## [Exercise A]
Answer these three questions from the bug-report message below, one answer per line, each marked like its question.
(i) On what date and at what time was the message sent?
(ii) What email address is given for Eli Zaretskii?
(iii) What result is shown for the expression (cons (point) (treesit-node-at (point)))?
## [Exercise B]
Write out the rows that follow the bug-report message as a JSON list of strings, one string for each line of the rows, with blank lines left out.

## [Document segment]

····················

[Top][All Lists]

[Date Prev][Date Next][Thread Prev][Thread Next][Date Index][Thread Index]

bug#61529: 30.0.50; tree-sitter: weird off-by-one error but only in css-

From: Mickey Petersen
Subject: bug#61529: 30.0.50; tree-sitter: weird off-by-one error but only in css-ts-mode(?) with `treesit-node-at'
Date: Thu, 16 Feb 2023 19:48:06 +0000
User-agent: mu4e @VERSION@; emacs 30.0.50

Theodor Thornhill <theo@thornhill.no> writes:

> Mickey Petersen <mickey@masteringemacs.org> writes:
>> Theodor Thornhill <theo@thornhill.no> writes:
>>> Mickey Petersen <mickey@masteringemacs.org> writes:
>>>> Eli Zaretskii <eliz@gnu.org> writes:
>>>>>> From: Mickey Petersen <mickey@masteringemacs.org>
>>>>>> Date: Wed, 15 Feb 2023 08:25:53 +0000
>>>>>> With point at '2', then I'd expect `treesit-node-at' to yield that node. 
>>>>>> But it does not:
>>>>>> (cons (point) (treesit-node-at (point)))
>>>>>> => (34 . #<treesit-node "(" in 34-35>)

····················

## [Material provided]
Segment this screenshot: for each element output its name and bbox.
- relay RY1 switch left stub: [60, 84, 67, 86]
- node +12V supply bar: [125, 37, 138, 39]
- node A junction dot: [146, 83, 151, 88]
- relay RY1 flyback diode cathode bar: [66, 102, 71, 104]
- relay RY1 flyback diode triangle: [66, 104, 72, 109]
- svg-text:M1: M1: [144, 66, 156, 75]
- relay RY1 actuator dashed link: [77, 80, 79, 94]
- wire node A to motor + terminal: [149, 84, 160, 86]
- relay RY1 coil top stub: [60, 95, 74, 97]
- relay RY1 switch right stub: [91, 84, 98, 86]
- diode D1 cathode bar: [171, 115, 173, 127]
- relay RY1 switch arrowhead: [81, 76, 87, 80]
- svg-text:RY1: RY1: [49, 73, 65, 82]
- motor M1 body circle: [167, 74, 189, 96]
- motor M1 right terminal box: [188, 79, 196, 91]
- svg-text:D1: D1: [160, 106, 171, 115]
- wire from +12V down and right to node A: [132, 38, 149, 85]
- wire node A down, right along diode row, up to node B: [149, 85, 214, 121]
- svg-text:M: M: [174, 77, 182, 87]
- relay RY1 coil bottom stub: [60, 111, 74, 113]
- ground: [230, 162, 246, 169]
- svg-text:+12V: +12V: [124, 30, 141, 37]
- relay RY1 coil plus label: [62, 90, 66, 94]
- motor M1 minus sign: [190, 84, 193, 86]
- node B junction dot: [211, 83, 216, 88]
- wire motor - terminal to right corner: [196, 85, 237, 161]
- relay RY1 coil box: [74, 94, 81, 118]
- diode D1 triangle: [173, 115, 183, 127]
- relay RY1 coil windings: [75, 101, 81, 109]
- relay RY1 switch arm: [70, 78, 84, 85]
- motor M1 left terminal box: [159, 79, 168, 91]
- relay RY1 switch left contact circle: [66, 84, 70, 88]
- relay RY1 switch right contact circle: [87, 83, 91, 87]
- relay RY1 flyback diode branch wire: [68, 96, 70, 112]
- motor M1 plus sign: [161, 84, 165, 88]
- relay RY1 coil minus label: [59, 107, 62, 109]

····················

## [Correct output A]
(i) Thu, 16 Feb 2023 19:48:06 +0000
(ii) eliz@gnu.org
(iii) (34 . #<treesit-node "(" in 34-35>)

## [Correct output B]
[
  "Segment this screenshot: for each element output its name and bbox.",
  "- relay RY1 switch left stub: [60, 84, 67, 86]",
  "- node +12V supply bar: [125, 37, 138, 39]",
  "- node A junction dot: [146, 83, 151, 88]",
  "- relay RY1 flyback diode cathode bar: [66, 102, 71, 104]",
  "- relay RY1 flyback diode triangle: [66, 104, 72, 109]",
  "- svg-text:M1: M1: [144, 66, 156, 75]",
  "- relay RY1 actuator dashed link: [77, 80, 79, 94]",
  "- wire node A to motor + terminal: [149, 84, 160, 86]",
  "- relay RY1 coil top stub: [60, 95, 74, 97]",
  "- relay RY1 switch right stub: [91, 84, 98, 86]",
  "- diode D1 cathode bar: [171, 115, 173, 127]",
  "- relay RY1 switch arrowhead: [81, 76, 87, 80]",
  "- svg-text:RY1: RY1: [49, 73, 65, 82]",
  "- motor M1 body circle: [167, 74, 189, 96]",
  "- motor M1 right terminal box: [188, 79, 196, 91]",
  "- svg-text:D1: D1: [160, 106, 171, 115]",
  "- wire from +12V down and right to node A: [132, 38, 149, 85]",
  "- wire node A down, right along diode row, up to node B: [149, 85, 214, 121]",
  "- svg-text:M: M: [174, 77, 182, 87]",
  "- relay RY1 coil bottom stub: [60, 111, 74, 113]",
  "- ground: [230, 162, 246, 169]",
  "- svg-text:+12V: +12V: [124, 30, 141, 37]",
  "- relay RY1 coil plus label: [62, 90, 66, 94]",
  "- motor M1 minus sign: [190, 84, 193, 86]",
  "- node B junction dot: [211, 83, 216, 88]",
  "- wire motor - terminal to right corner: [196, 85, 237, 161]",
  "- relay RY1 coil box: [74, 94, 81, 118]",
  "- diode D1 triangle: [173, 115, 183, 127]",
  "- relay RY1 coil windings: [75, 101, 81, 109]",
  "- relay RY1 switch arm: [70, 78, 84, 85]",
  "- motor M1 left terminal box: [159, 79, 168, 91]",
  "- relay RY1 switch left contact circle: [66, 84, 70, 88]",
  "- relay RY1 switch right contact circle: [87, 83, 91, 87]",
  "- relay RY1 flyback diode branch wire: [68, 96, 70, 112]",
  "- motor M1 plus sign: [161, 84, 165, 88]",
  "- relay RY1 coil minus label: [59, 107, 62, 109]"
]